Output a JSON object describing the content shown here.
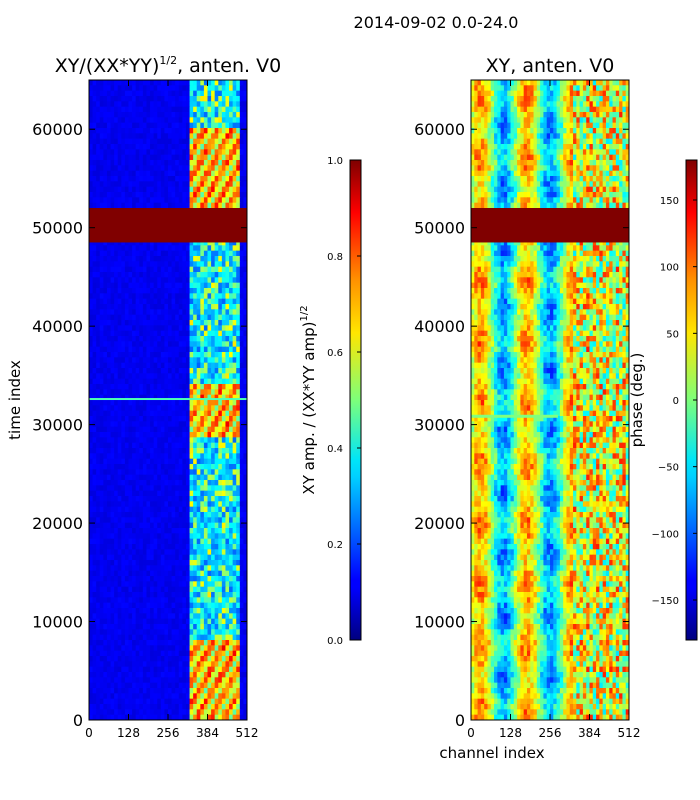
{
  "suptitle": "2014-09-02 0.0-24.0",
  "chart_data": [
    {
      "type": "heatmap",
      "title_prefix": "XY/(XX*YY)",
      "title_sup": "1/2",
      "title_suffix": ", anten. V0",
      "xlabel": "",
      "ylabel": "time index",
      "xlim": [
        0,
        512
      ],
      "ylim": [
        0,
        65000
      ],
      "xticks": [
        0,
        128,
        256,
        384,
        512
      ],
      "yticks": [
        0,
        10000,
        20000,
        30000,
        40000,
        50000,
        60000
      ],
      "colormap": "jet",
      "colorbar": {
        "label_prefix": "XY amp. / (XX*YY amp)",
        "label_sup": "1/2",
        "range": [
          0.0,
          1.0
        ],
        "ticks": [
          "0.0",
          "0.2",
          "0.4",
          "0.6",
          "0.8",
          "1.0"
        ],
        "tick_values": [
          0.0,
          0.2,
          0.4,
          0.6,
          0.8,
          1.0
        ]
      },
      "saturated_time_band": [
        48500,
        52000
      ],
      "active_channel_range": [
        325,
        485
      ],
      "bright_time_ranges": [
        [
          28500,
          34000
        ],
        [
          0,
          8000
        ],
        [
          52000,
          60000
        ]
      ]
    },
    {
      "type": "heatmap",
      "title": "XY, anten. V0",
      "xlabel": "channel index",
      "ylabel": "",
      "xlim": [
        0,
        512
      ],
      "ylim": [
        0,
        65000
      ],
      "xticks": [
        0,
        128,
        256,
        384,
        512
      ],
      "yticks": [
        0,
        10000,
        20000,
        30000,
        40000,
        50000,
        60000
      ],
      "colormap": "jet",
      "colorbar": {
        "label": "phase (deg.)",
        "range": [
          -180,
          180
        ],
        "ticks": [
          "150",
          "100",
          "50",
          "0",
          "−50",
          "−100",
          "−150"
        ],
        "tick_values": [
          150,
          100,
          50,
          0,
          -50,
          -100,
          -150
        ]
      },
      "saturated_time_band": [
        48500,
        52000
      ]
    }
  ]
}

**********

TO DO
Restate the records word for word, omitting images.

WRITTEN REPLY
Output a JSON object describing the content shown here.
{
  "suptitle": "2014-09-02 0.0-24.0",
  "chart_data": [
    {
      "type": "heatmap",
      "title_prefix": "XY/(XX*YY)",
      "title_sup": "1/2",
      "title_suffix": ", anten. V0",
      "xlabel": "",
      "ylabel": "time index",
      "xlim": [
        0,
        512
      ],
      "ylim": [
        0,
        65000
      ],
      "xticks": [
        0,
        128,
        256,
        384,
        512
      ],
      "yticks": [
        0,
        10000,
        20000,
        30000,
        40000,
        50000,
        60000
      ],
      "colormap": "jet",
      "colorbar": {
        "label_prefix": "XY amp. / (XX*YY amp)",
        "label_sup": "1/2",
        "range": [
          0.0,
          1.0
        ],
        "ticks": [
          "0.0",
          "0.2",
          "0.4",
          "0.6",
          "0.8",
          "1.0"
        ],
        "tick_values": [
          0.0,
          0.2,
          0.4,
          0.6,
          0.8,
          1.0
        ]
      },
      "saturated_time_band": [
        48500,
        52000
      ],
      "active_channel_range": [
        325,
        485
      ],
      "bright_time_ranges": [
        [
          28500,
          34000
        ],
        [
          0,
          8000
        ],
        [
          52000,
          60000
        ]
      ]
    },
    {
      "type": "heatmap",
      "title": "XY, anten. V0",
      "xlabel": "channel index",
      "ylabel": "",
      "xlim": [
        0,
        512
      ],
      "ylim": [
        0,
        65000
      ],
      "xticks": [
        0,
        128,
        256,
        384,
        512
      ],
      "yticks": [
        0,
        10000,
        20000,
        30000,
        40000,
        50000,
        60000
      ],
      "colormap": "jet",
      "colorbar": {
        "label": "phase (deg.)",
        "range": [
          -180,
          180
        ],
        "ticks": [
          "150",
          "100",
          "50",
          "0",
          "−50",
          "−100",
          "−150"
        ],
        "tick_values": [
          150,
          100,
          50,
          0,
          -50,
          -100,
          -150
        ]
      },
      "saturated_time_band": [
        48500,
        52000
      ]
    }
  ]
}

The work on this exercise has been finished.